**TASK INSTRUCTIONS**
1: Decide whether each statement agrees with the Congo passage below, answering yes or no and quoting the exact words that settle it. (a) Stanley estimates that the Congo basin holds about 200,000 elephants. (b) Stanley rates the Congo basin's climate above that of the Mississippi Valley. (c) Ivory is now regarded as the most valuable product of the region.
2: Condense the paragraph of the Congo passage below that opens "Thus we find Stanley" into a shorter version that keeps its main facts.
3: List every kind of animal skin that the Congo passage below names among the region's minor items.

**PASSAGE**
** Begin **
The vegetation of the upper Congo is also remarkable for the quantities of fibres it produces for the manufacture of paper, rope, basket-work, fine and coarse matting and grass cloths.
In this region, among the many minor items available which commercial intercourse would teach the natives to employ profitably, are monkey, goat, antelope, buffalo, lion, and leopard skins; the gorgeous feathers of the tropic birds, hippopotamus teeth, beeswax, frankincense, myrrh, tortoise-shell, cannabis sativa, and lastly, ivory, which to-day is considered the most valuable product. “It may be presumed,” says Stanley, “that there are about 200,000 elephants in about 15,000 herds in the Congo basin, each carrying, let us say, on an average fifty pounds weight of ivory in his head, which would represent, when collected and sold in Europe, £5,000,000.
“For climate,” says Stanley, “the Mississippi Valley is superior; but a large portion of the Congo basin, at present inaccessible to the immigrant, is blessed with a temperature under which Europeans may thrive and multiply. There is no portion of it where the European trader may not fix his residence for years, and develop commerce to his profit with as little risk as is incurred in India.”
Thus we find Stanley has succeeded in solving the Congo problem. While other travellers have only speculated on the probable identity of the Lualala with the Congo, he has put the matter beyond a possible doubt. To his deeds of discovery on the Nyanza and Tanganyika, which have already been recounted, Stanley has, by his second tour of the Congo, added a fresh and incomparable triumph which will forever link his name with the history of the continent that his irresistible zeal has done so much to open up to civilization. His explorations will also have most important commercial and, it may be, political, results.
** End **
**DATASET CONTENT**
** Begin **
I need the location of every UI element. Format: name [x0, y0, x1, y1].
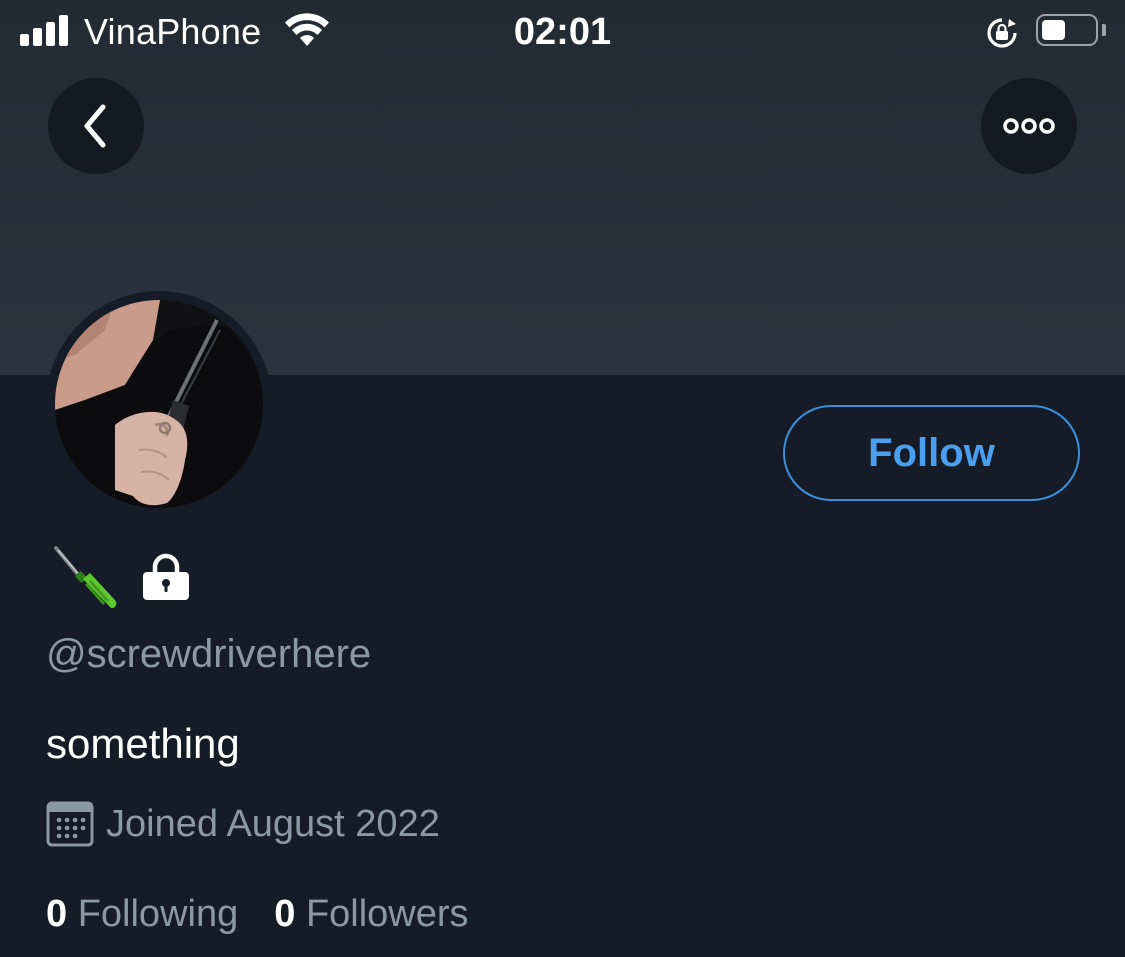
** End **
**ANSWERS TO EACH TASK**
1:
(a) Yes: "there are about 200,000 elephants in about 15,000 herds in the Congo basin"
(b) No: "the Mississippi Valley is superior"
(c) Yes: "ivory, which to-day is considered the most valuable product"

2: Stanley has solved the Congo problem. Other travelers only speculated that the Lualala and the Congo were the same river, but he proved it beyond doubt. His second Congo tour adds a new triumph to his discoveries on the Nyanza and Tanganyika and links his name permanently to the continent's history. His explorations should also have major commercial, and possibly political, results.

3: Monkey, goat, antelope, buffalo, lion, leopard